■ **PROBLEM REQUIREMENTS**
Output nothing but the number of lines that include the word "Background".
↓↓↓
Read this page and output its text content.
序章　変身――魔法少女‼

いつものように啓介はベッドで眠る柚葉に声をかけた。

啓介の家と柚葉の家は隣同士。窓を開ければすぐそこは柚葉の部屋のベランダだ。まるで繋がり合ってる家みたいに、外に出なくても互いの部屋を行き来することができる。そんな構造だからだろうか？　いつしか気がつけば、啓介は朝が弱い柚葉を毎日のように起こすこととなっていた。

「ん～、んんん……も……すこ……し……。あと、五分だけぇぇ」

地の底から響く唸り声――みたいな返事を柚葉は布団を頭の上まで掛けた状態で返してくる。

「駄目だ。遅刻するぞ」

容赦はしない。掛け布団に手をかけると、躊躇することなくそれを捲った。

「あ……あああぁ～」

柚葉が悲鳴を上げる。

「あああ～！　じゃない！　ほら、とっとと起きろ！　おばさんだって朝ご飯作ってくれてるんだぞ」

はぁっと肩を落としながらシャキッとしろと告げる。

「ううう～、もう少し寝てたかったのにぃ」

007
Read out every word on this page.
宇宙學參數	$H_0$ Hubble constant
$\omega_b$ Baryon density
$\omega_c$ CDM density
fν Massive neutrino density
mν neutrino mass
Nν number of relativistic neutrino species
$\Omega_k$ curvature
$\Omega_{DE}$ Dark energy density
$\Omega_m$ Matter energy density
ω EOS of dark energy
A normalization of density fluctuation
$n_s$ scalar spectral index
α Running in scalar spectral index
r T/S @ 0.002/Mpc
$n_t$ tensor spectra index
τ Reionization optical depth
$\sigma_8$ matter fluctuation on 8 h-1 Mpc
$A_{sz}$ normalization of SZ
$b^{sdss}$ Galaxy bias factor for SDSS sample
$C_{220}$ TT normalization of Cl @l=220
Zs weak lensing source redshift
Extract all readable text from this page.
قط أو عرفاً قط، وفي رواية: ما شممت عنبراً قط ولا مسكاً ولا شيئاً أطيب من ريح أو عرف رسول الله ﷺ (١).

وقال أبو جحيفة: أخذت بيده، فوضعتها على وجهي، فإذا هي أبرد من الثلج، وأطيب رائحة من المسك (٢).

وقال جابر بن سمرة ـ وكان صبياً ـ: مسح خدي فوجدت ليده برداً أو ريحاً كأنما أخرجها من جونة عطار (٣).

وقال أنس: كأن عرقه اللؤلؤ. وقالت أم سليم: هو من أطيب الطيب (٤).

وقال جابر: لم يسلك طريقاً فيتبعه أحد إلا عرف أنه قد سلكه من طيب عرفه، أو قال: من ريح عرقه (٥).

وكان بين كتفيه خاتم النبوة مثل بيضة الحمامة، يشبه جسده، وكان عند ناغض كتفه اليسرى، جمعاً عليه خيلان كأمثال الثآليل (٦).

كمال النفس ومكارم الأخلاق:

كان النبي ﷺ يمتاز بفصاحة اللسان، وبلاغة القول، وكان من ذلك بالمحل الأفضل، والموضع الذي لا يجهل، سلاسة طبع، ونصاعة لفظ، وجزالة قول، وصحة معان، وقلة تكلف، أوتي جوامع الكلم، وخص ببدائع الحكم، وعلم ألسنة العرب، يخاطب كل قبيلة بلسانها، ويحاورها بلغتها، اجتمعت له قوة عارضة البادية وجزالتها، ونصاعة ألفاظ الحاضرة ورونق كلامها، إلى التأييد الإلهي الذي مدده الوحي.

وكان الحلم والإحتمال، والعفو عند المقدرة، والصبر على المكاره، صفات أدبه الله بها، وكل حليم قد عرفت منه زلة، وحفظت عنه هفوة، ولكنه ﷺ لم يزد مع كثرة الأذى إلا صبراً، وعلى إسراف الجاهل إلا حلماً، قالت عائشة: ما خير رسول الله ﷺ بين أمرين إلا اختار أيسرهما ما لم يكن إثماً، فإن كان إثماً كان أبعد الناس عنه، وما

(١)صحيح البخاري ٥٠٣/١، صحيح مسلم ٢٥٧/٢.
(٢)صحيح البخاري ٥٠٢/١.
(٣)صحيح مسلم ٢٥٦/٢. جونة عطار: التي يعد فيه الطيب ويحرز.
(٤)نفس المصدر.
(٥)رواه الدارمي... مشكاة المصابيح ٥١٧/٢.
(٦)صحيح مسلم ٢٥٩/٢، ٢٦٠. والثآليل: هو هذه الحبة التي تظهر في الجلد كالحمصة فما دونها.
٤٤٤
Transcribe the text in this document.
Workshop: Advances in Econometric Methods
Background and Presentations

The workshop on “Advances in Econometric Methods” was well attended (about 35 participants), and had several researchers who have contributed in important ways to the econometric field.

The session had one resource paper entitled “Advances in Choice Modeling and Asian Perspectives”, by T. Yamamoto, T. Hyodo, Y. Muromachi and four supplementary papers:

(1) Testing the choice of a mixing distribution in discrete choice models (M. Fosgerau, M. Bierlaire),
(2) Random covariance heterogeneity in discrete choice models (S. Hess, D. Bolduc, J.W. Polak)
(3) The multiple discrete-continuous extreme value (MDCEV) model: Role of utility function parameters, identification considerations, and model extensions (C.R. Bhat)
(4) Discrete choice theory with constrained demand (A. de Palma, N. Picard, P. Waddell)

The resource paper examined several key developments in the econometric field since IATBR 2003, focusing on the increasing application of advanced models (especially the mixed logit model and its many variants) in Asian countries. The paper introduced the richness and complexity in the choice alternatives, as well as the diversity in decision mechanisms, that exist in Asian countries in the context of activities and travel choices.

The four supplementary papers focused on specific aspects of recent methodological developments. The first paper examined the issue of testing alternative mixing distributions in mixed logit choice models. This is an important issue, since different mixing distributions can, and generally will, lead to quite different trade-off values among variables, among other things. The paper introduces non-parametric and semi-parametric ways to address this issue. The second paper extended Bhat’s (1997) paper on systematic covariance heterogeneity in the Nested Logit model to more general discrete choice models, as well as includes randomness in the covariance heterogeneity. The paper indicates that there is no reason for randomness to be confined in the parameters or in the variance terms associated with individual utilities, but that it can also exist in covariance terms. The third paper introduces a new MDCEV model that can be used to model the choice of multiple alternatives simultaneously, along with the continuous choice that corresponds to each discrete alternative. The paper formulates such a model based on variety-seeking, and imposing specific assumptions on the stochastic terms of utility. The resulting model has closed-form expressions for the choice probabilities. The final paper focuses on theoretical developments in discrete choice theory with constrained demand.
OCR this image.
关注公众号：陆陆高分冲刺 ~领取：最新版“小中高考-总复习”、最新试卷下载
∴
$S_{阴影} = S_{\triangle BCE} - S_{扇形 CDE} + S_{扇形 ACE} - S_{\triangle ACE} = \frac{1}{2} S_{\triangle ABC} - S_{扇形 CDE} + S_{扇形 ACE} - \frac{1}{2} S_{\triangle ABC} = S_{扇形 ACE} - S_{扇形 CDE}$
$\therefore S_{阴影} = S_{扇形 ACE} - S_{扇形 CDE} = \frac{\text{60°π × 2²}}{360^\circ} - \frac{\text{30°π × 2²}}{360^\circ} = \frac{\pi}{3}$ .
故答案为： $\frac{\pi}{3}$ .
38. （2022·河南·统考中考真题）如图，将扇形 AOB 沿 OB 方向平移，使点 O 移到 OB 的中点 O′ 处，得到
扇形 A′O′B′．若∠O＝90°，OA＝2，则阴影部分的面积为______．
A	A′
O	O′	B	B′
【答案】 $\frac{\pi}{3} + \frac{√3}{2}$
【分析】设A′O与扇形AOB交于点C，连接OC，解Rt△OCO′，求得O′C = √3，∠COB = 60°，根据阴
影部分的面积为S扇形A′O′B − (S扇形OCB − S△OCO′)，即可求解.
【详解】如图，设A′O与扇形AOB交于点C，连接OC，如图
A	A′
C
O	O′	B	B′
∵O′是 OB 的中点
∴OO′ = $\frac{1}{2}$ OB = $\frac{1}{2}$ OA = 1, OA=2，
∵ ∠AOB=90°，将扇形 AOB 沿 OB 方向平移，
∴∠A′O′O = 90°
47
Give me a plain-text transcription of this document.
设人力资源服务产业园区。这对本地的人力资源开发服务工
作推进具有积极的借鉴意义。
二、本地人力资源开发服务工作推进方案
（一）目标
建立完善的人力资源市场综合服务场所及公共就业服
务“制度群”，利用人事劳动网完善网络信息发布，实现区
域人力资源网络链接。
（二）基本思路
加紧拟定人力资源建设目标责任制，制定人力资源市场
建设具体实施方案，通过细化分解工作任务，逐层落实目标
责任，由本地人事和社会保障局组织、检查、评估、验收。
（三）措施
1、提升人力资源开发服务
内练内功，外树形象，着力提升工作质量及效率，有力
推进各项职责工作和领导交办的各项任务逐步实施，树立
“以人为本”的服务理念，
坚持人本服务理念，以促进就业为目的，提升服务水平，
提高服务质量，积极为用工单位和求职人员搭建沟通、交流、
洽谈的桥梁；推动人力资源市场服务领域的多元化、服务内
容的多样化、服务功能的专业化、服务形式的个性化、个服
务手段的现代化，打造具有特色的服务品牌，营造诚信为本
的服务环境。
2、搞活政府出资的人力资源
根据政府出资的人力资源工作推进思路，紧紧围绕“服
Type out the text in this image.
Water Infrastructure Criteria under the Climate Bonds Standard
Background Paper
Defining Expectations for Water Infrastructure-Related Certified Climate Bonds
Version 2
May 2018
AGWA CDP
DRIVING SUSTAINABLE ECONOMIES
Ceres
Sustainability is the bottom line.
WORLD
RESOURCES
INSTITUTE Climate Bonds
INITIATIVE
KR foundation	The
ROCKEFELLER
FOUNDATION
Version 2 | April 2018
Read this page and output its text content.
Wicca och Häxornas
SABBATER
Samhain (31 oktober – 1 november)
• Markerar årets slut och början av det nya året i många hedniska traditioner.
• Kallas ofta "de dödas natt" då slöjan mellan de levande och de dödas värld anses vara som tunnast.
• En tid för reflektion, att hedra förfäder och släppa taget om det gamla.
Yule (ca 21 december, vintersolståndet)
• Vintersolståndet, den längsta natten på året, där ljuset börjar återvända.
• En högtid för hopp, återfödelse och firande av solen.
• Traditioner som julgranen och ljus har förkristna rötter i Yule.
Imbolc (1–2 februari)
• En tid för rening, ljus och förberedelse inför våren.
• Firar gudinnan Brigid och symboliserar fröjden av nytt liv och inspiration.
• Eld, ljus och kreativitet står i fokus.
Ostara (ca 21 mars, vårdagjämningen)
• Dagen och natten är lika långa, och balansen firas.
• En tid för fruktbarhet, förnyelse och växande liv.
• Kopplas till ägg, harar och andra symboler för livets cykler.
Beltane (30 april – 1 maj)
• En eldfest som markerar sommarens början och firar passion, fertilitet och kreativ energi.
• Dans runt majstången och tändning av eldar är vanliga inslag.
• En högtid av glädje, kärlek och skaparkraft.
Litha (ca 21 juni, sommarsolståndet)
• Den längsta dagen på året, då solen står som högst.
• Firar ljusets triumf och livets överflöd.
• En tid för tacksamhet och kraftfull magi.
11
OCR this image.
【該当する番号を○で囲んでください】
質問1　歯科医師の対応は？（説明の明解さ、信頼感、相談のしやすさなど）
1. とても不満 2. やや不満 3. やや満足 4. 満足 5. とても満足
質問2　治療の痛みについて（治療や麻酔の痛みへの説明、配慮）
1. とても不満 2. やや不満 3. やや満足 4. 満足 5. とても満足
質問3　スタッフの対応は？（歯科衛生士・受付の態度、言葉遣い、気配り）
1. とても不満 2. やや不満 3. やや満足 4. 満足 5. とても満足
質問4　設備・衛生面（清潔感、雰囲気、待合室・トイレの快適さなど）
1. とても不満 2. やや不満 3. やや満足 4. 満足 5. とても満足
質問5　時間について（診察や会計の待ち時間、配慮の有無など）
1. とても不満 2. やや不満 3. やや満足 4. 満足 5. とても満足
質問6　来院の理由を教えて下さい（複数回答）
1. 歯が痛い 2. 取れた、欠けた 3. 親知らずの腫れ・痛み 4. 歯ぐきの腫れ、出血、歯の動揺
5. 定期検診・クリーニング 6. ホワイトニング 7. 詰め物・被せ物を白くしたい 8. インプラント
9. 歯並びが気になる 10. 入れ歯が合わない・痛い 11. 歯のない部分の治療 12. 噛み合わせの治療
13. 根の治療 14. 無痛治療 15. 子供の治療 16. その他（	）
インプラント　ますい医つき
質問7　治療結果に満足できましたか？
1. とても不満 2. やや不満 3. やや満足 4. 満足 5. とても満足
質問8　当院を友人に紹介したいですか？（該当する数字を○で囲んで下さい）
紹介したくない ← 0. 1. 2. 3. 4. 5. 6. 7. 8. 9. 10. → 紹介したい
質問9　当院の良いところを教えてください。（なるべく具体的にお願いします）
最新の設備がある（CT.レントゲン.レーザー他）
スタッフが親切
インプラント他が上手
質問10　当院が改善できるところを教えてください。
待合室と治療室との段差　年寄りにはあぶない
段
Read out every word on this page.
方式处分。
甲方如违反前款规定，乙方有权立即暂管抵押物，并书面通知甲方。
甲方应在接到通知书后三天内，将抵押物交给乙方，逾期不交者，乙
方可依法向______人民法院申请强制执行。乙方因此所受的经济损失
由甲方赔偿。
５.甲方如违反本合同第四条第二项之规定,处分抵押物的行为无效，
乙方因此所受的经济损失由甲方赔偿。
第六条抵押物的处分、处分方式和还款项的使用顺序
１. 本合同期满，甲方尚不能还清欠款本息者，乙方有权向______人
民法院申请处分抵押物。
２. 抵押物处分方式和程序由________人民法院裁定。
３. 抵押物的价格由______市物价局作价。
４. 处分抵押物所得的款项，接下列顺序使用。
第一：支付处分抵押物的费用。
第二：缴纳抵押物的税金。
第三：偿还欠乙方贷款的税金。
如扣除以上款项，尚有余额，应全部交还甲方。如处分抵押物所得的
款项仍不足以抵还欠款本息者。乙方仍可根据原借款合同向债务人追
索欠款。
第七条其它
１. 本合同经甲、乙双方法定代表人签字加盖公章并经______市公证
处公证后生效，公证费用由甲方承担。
↑↑↑
■ **SOLVED PROBLEM**
2